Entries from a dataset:
□ □ □ □ □ □ □
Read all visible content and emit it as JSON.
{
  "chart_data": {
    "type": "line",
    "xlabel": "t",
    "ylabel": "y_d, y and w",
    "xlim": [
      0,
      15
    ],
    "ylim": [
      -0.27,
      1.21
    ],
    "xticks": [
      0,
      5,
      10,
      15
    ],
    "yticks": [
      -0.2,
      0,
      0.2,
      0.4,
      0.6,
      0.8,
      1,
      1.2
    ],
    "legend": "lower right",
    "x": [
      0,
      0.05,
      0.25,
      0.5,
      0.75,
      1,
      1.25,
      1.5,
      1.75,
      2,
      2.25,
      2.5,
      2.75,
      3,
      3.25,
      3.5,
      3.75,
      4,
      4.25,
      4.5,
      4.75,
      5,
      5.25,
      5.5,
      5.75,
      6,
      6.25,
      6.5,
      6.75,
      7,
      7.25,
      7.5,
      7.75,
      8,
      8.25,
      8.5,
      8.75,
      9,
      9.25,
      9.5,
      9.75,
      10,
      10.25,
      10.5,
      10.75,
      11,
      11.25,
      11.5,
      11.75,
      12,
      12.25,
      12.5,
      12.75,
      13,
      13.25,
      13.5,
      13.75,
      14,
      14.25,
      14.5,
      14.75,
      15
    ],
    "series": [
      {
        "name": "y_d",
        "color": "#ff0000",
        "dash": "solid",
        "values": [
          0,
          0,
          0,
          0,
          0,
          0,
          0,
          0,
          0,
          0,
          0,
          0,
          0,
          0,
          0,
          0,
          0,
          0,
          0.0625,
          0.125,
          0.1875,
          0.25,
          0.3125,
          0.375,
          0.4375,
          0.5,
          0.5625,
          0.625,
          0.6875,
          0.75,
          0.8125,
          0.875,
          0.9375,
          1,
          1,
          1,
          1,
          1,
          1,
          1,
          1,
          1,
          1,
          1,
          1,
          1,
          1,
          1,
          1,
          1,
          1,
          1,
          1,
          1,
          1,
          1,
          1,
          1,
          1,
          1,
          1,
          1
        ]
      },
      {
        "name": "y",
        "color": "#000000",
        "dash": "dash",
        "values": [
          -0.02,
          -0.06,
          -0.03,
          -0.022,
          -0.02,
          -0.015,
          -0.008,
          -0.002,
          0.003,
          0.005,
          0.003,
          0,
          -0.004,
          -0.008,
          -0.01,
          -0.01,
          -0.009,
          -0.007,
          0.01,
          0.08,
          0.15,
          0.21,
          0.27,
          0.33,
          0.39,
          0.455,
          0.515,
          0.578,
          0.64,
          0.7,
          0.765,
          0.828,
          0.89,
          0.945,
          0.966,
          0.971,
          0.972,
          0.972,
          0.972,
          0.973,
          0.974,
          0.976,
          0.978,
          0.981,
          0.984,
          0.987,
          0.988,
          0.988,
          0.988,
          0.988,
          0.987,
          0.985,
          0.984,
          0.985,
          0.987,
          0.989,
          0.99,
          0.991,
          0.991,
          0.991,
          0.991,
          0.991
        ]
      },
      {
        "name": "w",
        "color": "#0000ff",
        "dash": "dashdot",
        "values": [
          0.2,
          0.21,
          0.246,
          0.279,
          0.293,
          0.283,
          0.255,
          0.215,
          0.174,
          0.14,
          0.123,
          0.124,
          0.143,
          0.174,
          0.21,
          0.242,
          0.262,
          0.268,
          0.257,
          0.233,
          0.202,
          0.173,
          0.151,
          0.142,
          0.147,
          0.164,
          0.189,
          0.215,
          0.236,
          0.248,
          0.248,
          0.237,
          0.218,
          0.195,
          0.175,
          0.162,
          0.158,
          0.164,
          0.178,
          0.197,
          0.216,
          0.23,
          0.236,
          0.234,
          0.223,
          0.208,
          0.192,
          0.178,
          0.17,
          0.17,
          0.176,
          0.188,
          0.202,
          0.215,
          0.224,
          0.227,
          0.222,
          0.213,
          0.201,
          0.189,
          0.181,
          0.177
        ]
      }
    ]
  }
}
□ □ □ □ □ □ □
# [Exercise directions]
Look through the entries above and report each line where the string "color" occurs.

# [Answer to this task]
        "color": "#ff0000",
        "color": "#000000",
        "color": "#0000ff",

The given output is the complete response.